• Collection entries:
-*-

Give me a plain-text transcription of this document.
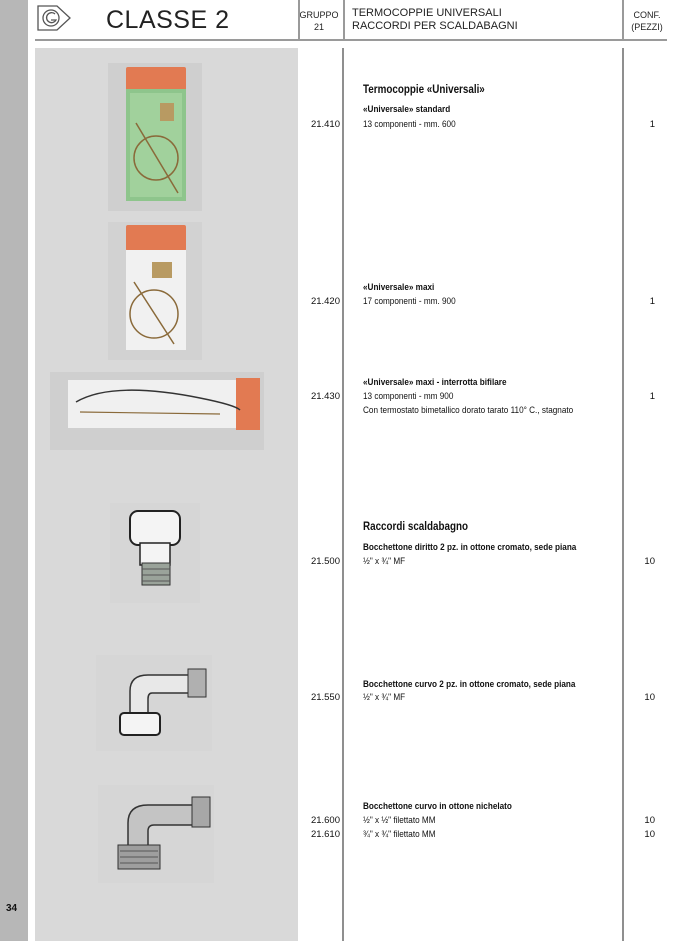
34
CLASSE 2	GRUPPO
21
TERMOCOPPIE UNIVERSALI
RACCORDI PER SCALDABAGNI
CONF.
(PEZZI)
Termocoppie «Universali»
«Universale» standard
21.410 13 componenti - mm. 600	1
«Universale» maxi
21.420 17 componenti - mm. 900	1
«Universale» maxi - interrotta bifilare
21.430 13 componenti - mm 900	1
Con termostato bimetallico dorato tarato 110° C., stagnato
Raccordi scaldabagno
Bocchettone diritto 2 pz. in ottone cromato, sede piana
21.500 ½" x ¾" MF	10
Bocchettone curvo 2 pz. in ottone cromato, sede piana
21.550 ½" x ¾" MF	10
Bocchettone curvo in ottone nichelato
21.600 ½" x ½" filettato MM	10
21.610 ¾" x ¾" filettato MM	10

-*-

• Stated problem:
Transcribe the records above exactly, omitting every picture they contain.

• Written answer:
Give me a plain-text transcription of this document.
34
CLASSE 2	GRUPPO
21
TERMOCOPPIE UNIVERSALI
RACCORDI PER SCALDABAGNI
CONF.
(PEZZI)
Termocoppie «Universali»
«Universale» standard
21.410 13 componenti - mm. 600	1
«Universale» maxi
21.420 17 componenti - mm. 900	1
«Universale» maxi - interrotta bifilare
21.430 13 componenti - mm 900	1
Con termostato bimetallico dorato tarato 110° C., stagnato
Raccordi scaldabagno
Bocchettone diritto 2 pz. in ottone cromato, sede piana
21.500 ½" x ¾" MF	10
Bocchettone curvo 2 pz. in ottone cromato, sede piana
21.550 ½" x ¾" MF	10
Bocchettone curvo in ottone nichelato
21.600 ½" x ½" filettato MM	10
21.610 ¾" x ¾" filettato MM	10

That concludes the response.